### Exercise prompt
Look through the lines and report how many include the word "Attributes", giving nothing but the number.
----- Entries provided
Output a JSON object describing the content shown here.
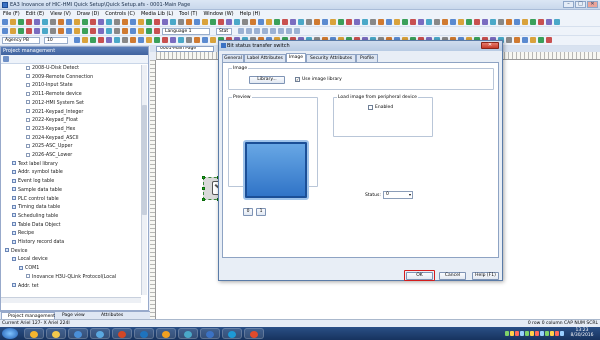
{
  "window": {
    "title": "EA3 Inovance of HIC-HMI Quick Setup\\Quick Setup.afs - 0001-Main Page",
    "min": "–",
    "max": "□",
    "close": "✕"
  },
  "menu": [
    "File (F)",
    "Edit (E)",
    "View (V)",
    "Draw (D)",
    "Controls (C)",
    "Media Lib (L)",
    "Tool (T)",
    "Window (W)",
    "Help (H)"
  ],
  "toolbar": {
    "language": "Language 1",
    "state": "Stat",
    "agency": "Agency PB",
    "zoom": "10"
  },
  "project": {
    "header": "Project management",
    "tree": [
      {
        "label": "2008-U-Disk Detect",
        "indent": 3
      },
      {
        "label": "2009-Remote Connection",
        "indent": 3
      },
      {
        "label": "2010-Input State",
        "indent": 3
      },
      {
        "label": "2011-Remote device",
        "indent": 3
      },
      {
        "label": "2012-HMI System Set",
        "indent": 3
      },
      {
        "label": "2021-Keypad_Integer",
        "indent": 3
      },
      {
        "label": "2022-Keypad_Float",
        "indent": 3
      },
      {
        "label": "2023-Keypad_Hex",
        "indent": 3
      },
      {
        "label": "2024-Keypad_ASCII",
        "indent": 3
      },
      {
        "label": "2025-ASC_Upper",
        "indent": 3
      },
      {
        "label": "2026-ASC_Lower",
        "indent": 3
      },
      {
        "label": "Text label library",
        "indent": 1
      },
      {
        "label": "Addr. symbol table",
        "indent": 1
      },
      {
        "label": "Event log table",
        "indent": 1
      },
      {
        "label": "Sample data table",
        "indent": 1
      },
      {
        "label": "PLC control table",
        "indent": 1
      },
      {
        "label": "Timing data table",
        "indent": 1
      },
      {
        "label": "Scheduling table",
        "indent": 1
      },
      {
        "label": "Table Data Object",
        "indent": 1
      },
      {
        "label": "Recipe",
        "indent": 1
      },
      {
        "label": "History record data",
        "indent": 1
      },
      {
        "label": "Device",
        "indent": 0
      },
      {
        "label": "Local device",
        "indent": 1
      },
      {
        "label": "COM1",
        "indent": 2
      },
      {
        "label": "Inovance H3U-QLink Protocol(Local",
        "indent": 3
      },
      {
        "label": "Addr. tet",
        "indent": 1
      }
    ]
  },
  "bottom_tabs": [
    "Project management",
    "Page view",
    "Attributes"
  ],
  "editor": {
    "tab": "0001-Main Page"
  },
  "dialog": {
    "title": "Bit status transfer switch",
    "close": "✕",
    "tabs": [
      "General",
      "Label Attributes",
      "Image",
      "Security Attributes",
      "Profile"
    ],
    "active_tab": "Image",
    "image_group": "Image",
    "library_button": "Library...",
    "use_image_library_label": "Use image library",
    "use_image_library_checked": true,
    "preview_label": "Preview",
    "load_group": "Load image from peripheral device",
    "enabled_label": "Enabled",
    "enabled_checked": false,
    "state_btn_0": "0",
    "state_btn_1": "1",
    "status_label": "Status:",
    "status_value": "0",
    "ok": "OK",
    "cancel": "Cancel",
    "help": "Help (F1)"
  },
  "status_bar": {
    "left": "Current Ariel  127- X Ariel  224I",
    "right": "0 row 0 column  CAP  NUM  SCRL"
  },
  "clock": {
    "time": "13:23",
    "date": "8/30/2016"
  },
  "colors": {
    "accent": "#3b72c4",
    "ok_highlight": "#d41d1d",
    "preview_blue": "#2e72c6"
  }
}
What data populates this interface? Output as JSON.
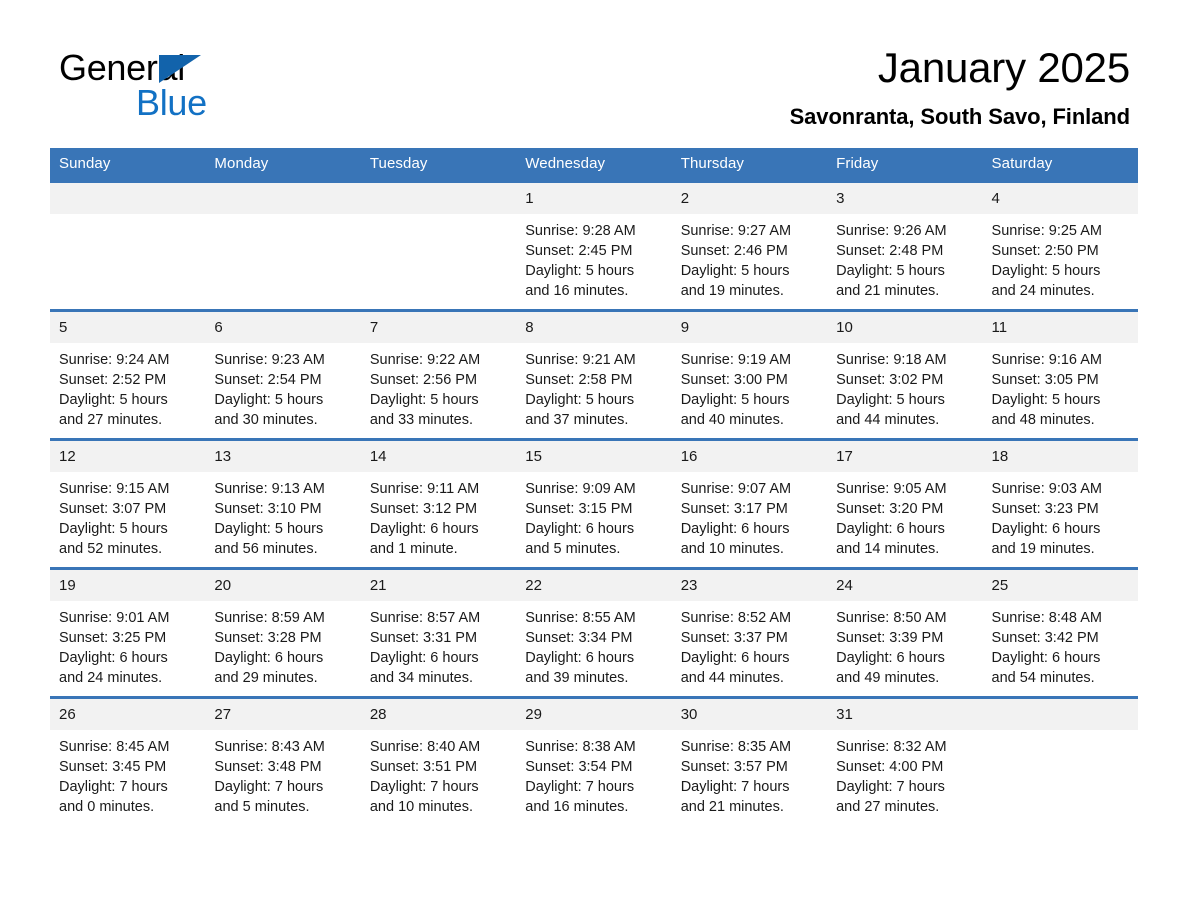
{
  "brand": {
    "name_part1": "General",
    "name_part2": "Blue",
    "triangle_color": "#1263ab",
    "blue_color": "#1271c4"
  },
  "header": {
    "title": "January 2025",
    "subtitle": "Savonranta, South Savo, Finland"
  },
  "theme": {
    "header_blue": "#3975b7",
    "daynum_band": "#f2f2f2",
    "text": "#1a1a1a"
  },
  "calendar": {
    "weekday_headers": [
      "Sunday",
      "Monday",
      "Tuesday",
      "Wednesday",
      "Thursday",
      "Friday",
      "Saturday"
    ],
    "weeks": [
      [
        {
          "day": "",
          "sunrise": "",
          "sunset": "",
          "daylight_line1": "",
          "daylight_line2": ""
        },
        {
          "day": "",
          "sunrise": "",
          "sunset": "",
          "daylight_line1": "",
          "daylight_line2": ""
        },
        {
          "day": "",
          "sunrise": "",
          "sunset": "",
          "daylight_line1": "",
          "daylight_line2": ""
        },
        {
          "day": "1",
          "sunrise": "Sunrise: 9:28 AM",
          "sunset": "Sunset: 2:45 PM",
          "daylight_line1": "Daylight: 5 hours",
          "daylight_line2": "and 16 minutes."
        },
        {
          "day": "2",
          "sunrise": "Sunrise: 9:27 AM",
          "sunset": "Sunset: 2:46 PM",
          "daylight_line1": "Daylight: 5 hours",
          "daylight_line2": "and 19 minutes."
        },
        {
          "day": "3",
          "sunrise": "Sunrise: 9:26 AM",
          "sunset": "Sunset: 2:48 PM",
          "daylight_line1": "Daylight: 5 hours",
          "daylight_line2": "and 21 minutes."
        },
        {
          "day": "4",
          "sunrise": "Sunrise: 9:25 AM",
          "sunset": "Sunset: 2:50 PM",
          "daylight_line1": "Daylight: 5 hours",
          "daylight_line2": "and 24 minutes."
        }
      ],
      [
        {
          "day": "5",
          "sunrise": "Sunrise: 9:24 AM",
          "sunset": "Sunset: 2:52 PM",
          "daylight_line1": "Daylight: 5 hours",
          "daylight_line2": "and 27 minutes."
        },
        {
          "day": "6",
          "sunrise": "Sunrise: 9:23 AM",
          "sunset": "Sunset: 2:54 PM",
          "daylight_line1": "Daylight: 5 hours",
          "daylight_line2": "and 30 minutes."
        },
        {
          "day": "7",
          "sunrise": "Sunrise: 9:22 AM",
          "sunset": "Sunset: 2:56 PM",
          "daylight_line1": "Daylight: 5 hours",
          "daylight_line2": "and 33 minutes."
        },
        {
          "day": "8",
          "sunrise": "Sunrise: 9:21 AM",
          "sunset": "Sunset: 2:58 PM",
          "daylight_line1": "Daylight: 5 hours",
          "daylight_line2": "and 37 minutes."
        },
        {
          "day": "9",
          "sunrise": "Sunrise: 9:19 AM",
          "sunset": "Sunset: 3:00 PM",
          "daylight_line1": "Daylight: 5 hours",
          "daylight_line2": "and 40 minutes."
        },
        {
          "day": "10",
          "sunrise": "Sunrise: 9:18 AM",
          "sunset": "Sunset: 3:02 PM",
          "daylight_line1": "Daylight: 5 hours",
          "daylight_line2": "and 44 minutes."
        },
        {
          "day": "11",
          "sunrise": "Sunrise: 9:16 AM",
          "sunset": "Sunset: 3:05 PM",
          "daylight_line1": "Daylight: 5 hours",
          "daylight_line2": "and 48 minutes."
        }
      ],
      [
        {
          "day": "12",
          "sunrise": "Sunrise: 9:15 AM",
          "sunset": "Sunset: 3:07 PM",
          "daylight_line1": "Daylight: 5 hours",
          "daylight_line2": "and 52 minutes."
        },
        {
          "day": "13",
          "sunrise": "Sunrise: 9:13 AM",
          "sunset": "Sunset: 3:10 PM",
          "daylight_line1": "Daylight: 5 hours",
          "daylight_line2": "and 56 minutes."
        },
        {
          "day": "14",
          "sunrise": "Sunrise: 9:11 AM",
          "sunset": "Sunset: 3:12 PM",
          "daylight_line1": "Daylight: 6 hours",
          "daylight_line2": "and 1 minute."
        },
        {
          "day": "15",
          "sunrise": "Sunrise: 9:09 AM",
          "sunset": "Sunset: 3:15 PM",
          "daylight_line1": "Daylight: 6 hours",
          "daylight_line2": "and 5 minutes."
        },
        {
          "day": "16",
          "sunrise": "Sunrise: 9:07 AM",
          "sunset": "Sunset: 3:17 PM",
          "daylight_line1": "Daylight: 6 hours",
          "daylight_line2": "and 10 minutes."
        },
        {
          "day": "17",
          "sunrise": "Sunrise: 9:05 AM",
          "sunset": "Sunset: 3:20 PM",
          "daylight_line1": "Daylight: 6 hours",
          "daylight_line2": "and 14 minutes."
        },
        {
          "day": "18",
          "sunrise": "Sunrise: 9:03 AM",
          "sunset": "Sunset: 3:23 PM",
          "daylight_line1": "Daylight: 6 hours",
          "daylight_line2": "and 19 minutes."
        }
      ],
      [
        {
          "day": "19",
          "sunrise": "Sunrise: 9:01 AM",
          "sunset": "Sunset: 3:25 PM",
          "daylight_line1": "Daylight: 6 hours",
          "daylight_line2": "and 24 minutes."
        },
        {
          "day": "20",
          "sunrise": "Sunrise: 8:59 AM",
          "sunset": "Sunset: 3:28 PM",
          "daylight_line1": "Daylight: 6 hours",
          "daylight_line2": "and 29 minutes."
        },
        {
          "day": "21",
          "sunrise": "Sunrise: 8:57 AM",
          "sunset": "Sunset: 3:31 PM",
          "daylight_line1": "Daylight: 6 hours",
          "daylight_line2": "and 34 minutes."
        },
        {
          "day": "22",
          "sunrise": "Sunrise: 8:55 AM",
          "sunset": "Sunset: 3:34 PM",
          "daylight_line1": "Daylight: 6 hours",
          "daylight_line2": "and 39 minutes."
        },
        {
          "day": "23",
          "sunrise": "Sunrise: 8:52 AM",
          "sunset": "Sunset: 3:37 PM",
          "daylight_line1": "Daylight: 6 hours",
          "daylight_line2": "and 44 minutes."
        },
        {
          "day": "24",
          "sunrise": "Sunrise: 8:50 AM",
          "sunset": "Sunset: 3:39 PM",
          "daylight_line1": "Daylight: 6 hours",
          "daylight_line2": "and 49 minutes."
        },
        {
          "day": "25",
          "sunrise": "Sunrise: 8:48 AM",
          "sunset": "Sunset: 3:42 PM",
          "daylight_line1": "Daylight: 6 hours",
          "daylight_line2": "and 54 minutes."
        }
      ],
      [
        {
          "day": "26",
          "sunrise": "Sunrise: 8:45 AM",
          "sunset": "Sunset: 3:45 PM",
          "daylight_line1": "Daylight: 7 hours",
          "daylight_line2": "and 0 minutes."
        },
        {
          "day": "27",
          "sunrise": "Sunrise: 8:43 AM",
          "sunset": "Sunset: 3:48 PM",
          "daylight_line1": "Daylight: 7 hours",
          "daylight_line2": "and 5 minutes."
        },
        {
          "day": "28",
          "sunrise": "Sunrise: 8:40 AM",
          "sunset": "Sunset: 3:51 PM",
          "daylight_line1": "Daylight: 7 hours",
          "daylight_line2": "and 10 minutes."
        },
        {
          "day": "29",
          "sunrise": "Sunrise: 8:38 AM",
          "sunset": "Sunset: 3:54 PM",
          "daylight_line1": "Daylight: 7 hours",
          "daylight_line2": "and 16 minutes."
        },
        {
          "day": "30",
          "sunrise": "Sunrise: 8:35 AM",
          "sunset": "Sunset: 3:57 PM",
          "daylight_line1": "Daylight: 7 hours",
          "daylight_line2": "and 21 minutes."
        },
        {
          "day": "31",
          "sunrise": "Sunrise: 8:32 AM",
          "sunset": "Sunset: 4:00 PM",
          "daylight_line1": "Daylight: 7 hours",
          "daylight_line2": "and 27 minutes."
        },
        {
          "day": "",
          "sunrise": "",
          "sunset": "",
          "daylight_line1": "",
          "daylight_line2": ""
        }
      ]
    ]
  }
}
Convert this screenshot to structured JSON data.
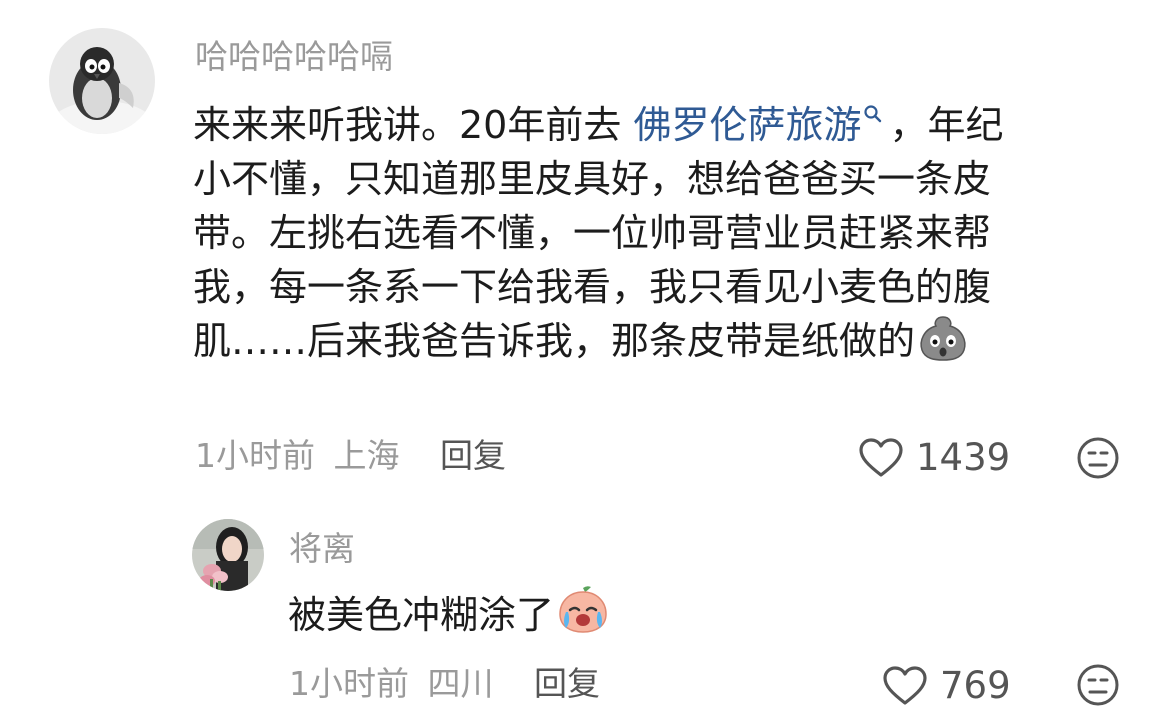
{
  "comments": [
    {
      "username": "哈哈哈哈哈嗝",
      "avatar_icon": "penguin-avatar",
      "text_lines": [
        "来来来听我讲。20年前去 ",
        "小不懂，只知道那里皮具好，想给爸爸买一条皮",
        "带。左挑右选看不懂，一位帅哥营业员赶紧来帮",
        "我，每一条系一下给我看，我只看见小麦色的腹",
        "肌……后来我爸告诉我，那条皮带是纸做的"
      ],
      "link_text": "佛罗伦萨旅游",
      "after_link": "，年纪",
      "trailing_emoji": "dumpling-shocked-emoji",
      "time": "1小时前",
      "location": "上海",
      "reply_label": "回复",
      "likes": "1439"
    },
    {
      "username": "将离",
      "avatar_icon": "woman-with-flowers-avatar",
      "text": "被美色冲糊涂了",
      "trailing_emoji": "crying-peach-emoji",
      "time": "1小时前",
      "location": "四川",
      "reply_label": "回复",
      "likes": "769"
    }
  ],
  "colors": {
    "username": "#9a9a9a",
    "body": "#1c1c1c",
    "link": "#2f5a94",
    "meta": "#9a9a9a"
  }
}
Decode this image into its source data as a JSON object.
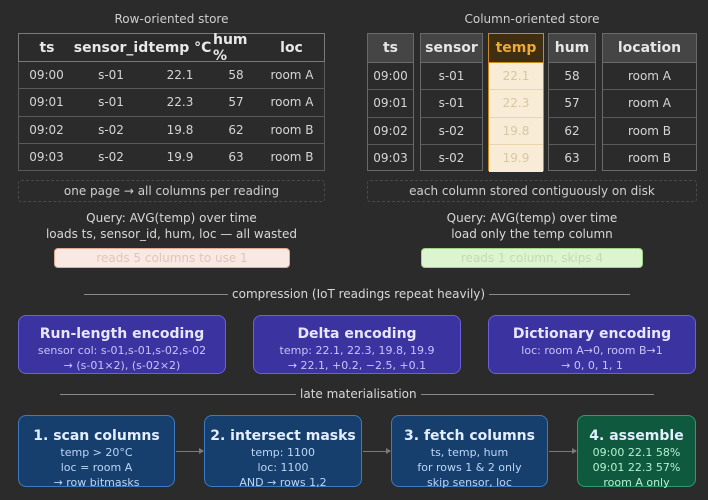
{
  "row_store": {
    "title": "Row-oriented store",
    "headers": [
      "ts",
      "sensor_id",
      "temp °C",
      "hum %",
      "loc"
    ],
    "rows": [
      [
        "09:00",
        "s-01",
        "22.1",
        "58",
        "room A"
      ],
      [
        "09:01",
        "s-01",
        "22.3",
        "57",
        "room A"
      ],
      [
        "09:02",
        "s-02",
        "19.8",
        "62",
        "room B"
      ],
      [
        "09:03",
        "s-02",
        "19.9",
        "63",
        "room B"
      ]
    ],
    "caption": "one page → all columns per reading",
    "query_line1": "Query: AVG(temp) over time",
    "query_line2": "loads ts, sensor_id, hum, loc — all wasted",
    "result": "reads 5 columns to use 1"
  },
  "column_store": {
    "title": "Column-oriented store",
    "headers": [
      "ts",
      "sensor",
      "temp",
      "hum",
      "location"
    ],
    "columns": [
      [
        "09:00",
        "09:01",
        "09:02",
        "09:03"
      ],
      [
        "s-01",
        "s-01",
        "s-02",
        "s-02"
      ],
      [
        "22.1",
        "22.3",
        "19.8",
        "19.9"
      ],
      [
        "58",
        "57",
        "62",
        "63"
      ],
      [
        "room A",
        "room A",
        "room B",
        "room B"
      ]
    ],
    "caption": "each column stored contiguously on disk",
    "query_line1": "Query: AVG(temp) over time",
    "query_line2": "load only the temp column",
    "result": "reads 1 column, skips 4"
  },
  "compression": {
    "heading": "compression (IoT readings repeat heavily)",
    "cards": [
      {
        "title": "Run-length encoding",
        "line1": "sensor col: s-01,s-01,s-02,s-02",
        "line2": "→ (s-01×2), (s-02×2)"
      },
      {
        "title": "Delta encoding",
        "line1": "temp: 22.1, 22.3, 19.8, 19.9",
        "line2": "→ 22.1, +0.2, −2.5, +0.1"
      },
      {
        "title": "Dictionary encoding",
        "line1": "loc: room A→0, room B→1",
        "line2": "→ 0, 0, 1, 1"
      }
    ]
  },
  "late": {
    "heading": "late materialisation",
    "steps": [
      {
        "title": "1. scan columns",
        "line1": "temp > 20°C",
        "line2": "loc = room A",
        "line3": "→ row bitmasks"
      },
      {
        "title": "2. intersect masks",
        "line1": "temp: 1100",
        "line2": "loc: 1100",
        "line3": "AND → rows 1,2"
      },
      {
        "title": "3. fetch columns",
        "line1": "ts, temp, hum",
        "line2": "for rows 1 & 2 only",
        "line3": "skip sensor, loc"
      },
      {
        "title": "4. assemble",
        "line1": "09:00 22.1 58%",
        "line2": "09:01 22.3 57%",
        "line3": "room A only"
      }
    ]
  },
  "colors": {
    "temp_highlight": "#c98a1a",
    "row_result": "#f8e6e0",
    "col_result": "#d8f3c8",
    "encoding": "#3b33a0",
    "step": "#173f6e",
    "assemble": "#0f5a3e"
  }
}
----------
### Worked solution
3